Copy out the listing below line for line, with no changes.
##############################
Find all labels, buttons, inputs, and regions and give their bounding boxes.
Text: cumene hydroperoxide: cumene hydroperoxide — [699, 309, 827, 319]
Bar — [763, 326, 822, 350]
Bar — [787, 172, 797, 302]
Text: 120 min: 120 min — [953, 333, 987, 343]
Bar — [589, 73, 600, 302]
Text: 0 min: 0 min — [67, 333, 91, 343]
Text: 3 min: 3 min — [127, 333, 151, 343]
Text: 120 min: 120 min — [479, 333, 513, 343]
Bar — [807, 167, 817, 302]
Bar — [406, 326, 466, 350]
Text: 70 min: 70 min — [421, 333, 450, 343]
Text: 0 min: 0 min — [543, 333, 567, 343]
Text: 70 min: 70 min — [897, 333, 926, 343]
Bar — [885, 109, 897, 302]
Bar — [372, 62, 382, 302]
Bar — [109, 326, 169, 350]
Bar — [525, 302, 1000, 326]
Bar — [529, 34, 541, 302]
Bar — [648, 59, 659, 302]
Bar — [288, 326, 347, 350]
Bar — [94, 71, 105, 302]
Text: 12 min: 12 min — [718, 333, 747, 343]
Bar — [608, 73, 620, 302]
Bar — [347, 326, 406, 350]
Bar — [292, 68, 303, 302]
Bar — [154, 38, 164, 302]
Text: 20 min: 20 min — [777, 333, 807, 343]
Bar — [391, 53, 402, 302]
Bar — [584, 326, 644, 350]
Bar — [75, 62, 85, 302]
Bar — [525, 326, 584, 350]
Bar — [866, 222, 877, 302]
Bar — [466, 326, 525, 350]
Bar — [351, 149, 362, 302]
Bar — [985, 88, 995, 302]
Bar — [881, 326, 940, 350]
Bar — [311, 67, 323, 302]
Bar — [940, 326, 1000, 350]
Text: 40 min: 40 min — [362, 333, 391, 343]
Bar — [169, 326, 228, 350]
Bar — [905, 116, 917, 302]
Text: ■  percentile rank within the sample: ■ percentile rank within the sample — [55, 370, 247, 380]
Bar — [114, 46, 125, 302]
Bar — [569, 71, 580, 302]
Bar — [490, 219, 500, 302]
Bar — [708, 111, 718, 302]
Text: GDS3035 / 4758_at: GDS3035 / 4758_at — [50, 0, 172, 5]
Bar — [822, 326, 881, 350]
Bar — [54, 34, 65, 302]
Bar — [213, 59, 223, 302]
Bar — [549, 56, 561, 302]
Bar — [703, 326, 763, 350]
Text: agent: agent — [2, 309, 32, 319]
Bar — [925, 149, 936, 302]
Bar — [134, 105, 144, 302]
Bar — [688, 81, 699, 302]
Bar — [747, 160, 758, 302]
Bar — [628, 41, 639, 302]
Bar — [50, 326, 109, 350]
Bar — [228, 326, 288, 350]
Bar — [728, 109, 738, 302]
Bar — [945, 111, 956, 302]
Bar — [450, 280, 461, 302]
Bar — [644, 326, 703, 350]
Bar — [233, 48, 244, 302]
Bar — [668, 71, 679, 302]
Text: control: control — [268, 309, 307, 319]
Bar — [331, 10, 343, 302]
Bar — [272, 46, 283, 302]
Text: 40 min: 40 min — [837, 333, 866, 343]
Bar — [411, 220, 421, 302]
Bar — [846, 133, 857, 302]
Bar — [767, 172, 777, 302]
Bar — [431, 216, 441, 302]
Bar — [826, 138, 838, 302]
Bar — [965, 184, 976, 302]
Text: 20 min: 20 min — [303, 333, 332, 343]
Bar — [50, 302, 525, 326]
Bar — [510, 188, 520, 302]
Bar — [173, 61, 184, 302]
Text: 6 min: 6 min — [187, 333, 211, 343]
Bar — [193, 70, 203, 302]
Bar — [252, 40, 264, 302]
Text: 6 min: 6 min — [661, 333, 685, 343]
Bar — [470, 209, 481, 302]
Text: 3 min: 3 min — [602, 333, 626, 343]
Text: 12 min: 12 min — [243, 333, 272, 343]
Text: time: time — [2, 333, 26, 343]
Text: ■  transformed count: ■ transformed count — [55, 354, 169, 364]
##############################
== Solution for this exercise ==
Find all labels, buttons, inputs, and regions and give their bounding boxes.
Text: cumene hydroperoxide: cumene hydroperoxide — [699, 309, 827, 319]
Bar — [763, 326, 822, 350]
Bar — [787, 172, 797, 302]
Text: 120 min: 120 min — [953, 333, 987, 343]
Bar — [589, 73, 600, 302]
Text: 0 min: 0 min — [67, 333, 91, 343]
Text: 3 min: 3 min — [127, 333, 151, 343]
Text: 120 min: 120 min — [479, 333, 513, 343]
Bar — [807, 167, 817, 302]
Bar — [406, 326, 466, 350]
Text: 70 min: 70 min — [421, 333, 450, 343]
Text: 0 min: 0 min — [543, 333, 567, 343]
Text: 70 min: 70 min — [897, 333, 926, 343]
Bar — [885, 109, 897, 302]
Bar — [372, 62, 382, 302]
Bar — [109, 326, 169, 350]
Bar — [525, 302, 1000, 326]
Bar — [529, 34, 541, 302]
Bar — [648, 59, 659, 302]
Bar — [288, 326, 347, 350]
Bar — [94, 71, 105, 302]
Text: 12 min: 12 min — [718, 333, 747, 343]
Bar — [608, 73, 620, 302]
Bar — [347, 326, 406, 350]
Bar — [292, 68, 303, 302]
Bar — [154, 38, 164, 302]
Text: 20 min: 20 min — [777, 333, 807, 343]
Bar — [391, 53, 402, 302]
Bar — [584, 326, 644, 350]
Bar — [75, 62, 85, 302]
Bar — [525, 326, 584, 350]
Bar — [866, 222, 877, 302]
Bar — [466, 326, 525, 350]
Bar — [351, 149, 362, 302]
Bar — [985, 88, 995, 302]
Bar — [881, 326, 940, 350]
Bar — [311, 67, 323, 302]
Bar — [940, 326, 1000, 350]
Text: 40 min: 40 min — [362, 333, 391, 343]
Bar — [169, 326, 228, 350]
Bar — [905, 116, 917, 302]
Text: ■  percentile rank within the sample: ■ percentile rank within the sample — [55, 370, 247, 380]
Bar — [114, 46, 125, 302]
Bar — [569, 71, 580, 302]
Bar — [490, 219, 500, 302]
Bar — [708, 111, 718, 302]
Text: GDS3035 / 4758_at: GDS3035 / 4758_at — [50, 0, 172, 5]
Bar — [822, 326, 881, 350]
Bar — [54, 34, 65, 302]
Bar — [213, 59, 223, 302]
Bar — [549, 56, 561, 302]
Bar — [703, 326, 763, 350]
Text: agent: agent — [2, 309, 32, 319]
Bar — [925, 149, 936, 302]
Bar — [134, 105, 144, 302]
Bar — [688, 81, 699, 302]
Bar — [747, 160, 758, 302]
Bar — [628, 41, 639, 302]
Bar — [50, 326, 109, 350]
Bar — [228, 326, 288, 350]
Bar — [728, 109, 738, 302]
Bar — [945, 111, 956, 302]
Bar — [450, 280, 461, 302]
Bar — [644, 326, 703, 350]
Bar — [233, 48, 244, 302]
Bar — [668, 71, 679, 302]
Text: control: control — [268, 309, 307, 319]
Bar — [331, 10, 343, 302]
Bar — [272, 46, 283, 302]
Text: 40 min: 40 min — [837, 333, 866, 343]
Bar — [411, 220, 421, 302]
Bar — [846, 133, 857, 302]
Bar — [767, 172, 777, 302]
Bar — [431, 216, 441, 302]
Bar — [826, 138, 838, 302]
Bar — [965, 184, 976, 302]
Text: 20 min: 20 min — [303, 333, 332, 343]
Bar — [50, 302, 525, 326]
Bar — [510, 188, 520, 302]
Bar — [173, 61, 184, 302]
Text: 6 min: 6 min — [187, 333, 211, 343]
Bar — [193, 70, 203, 302]
Bar — [252, 40, 264, 302]
Text: 6 min: 6 min — [661, 333, 685, 343]
Bar — [470, 209, 481, 302]
Text: 3 min: 3 min — [602, 333, 626, 343]
Text: 12 min: 12 min — [243, 333, 272, 343]
Text: time: time — [2, 333, 26, 343]
Text: ■  transformed count: ■ transformed count — [55, 354, 169, 364]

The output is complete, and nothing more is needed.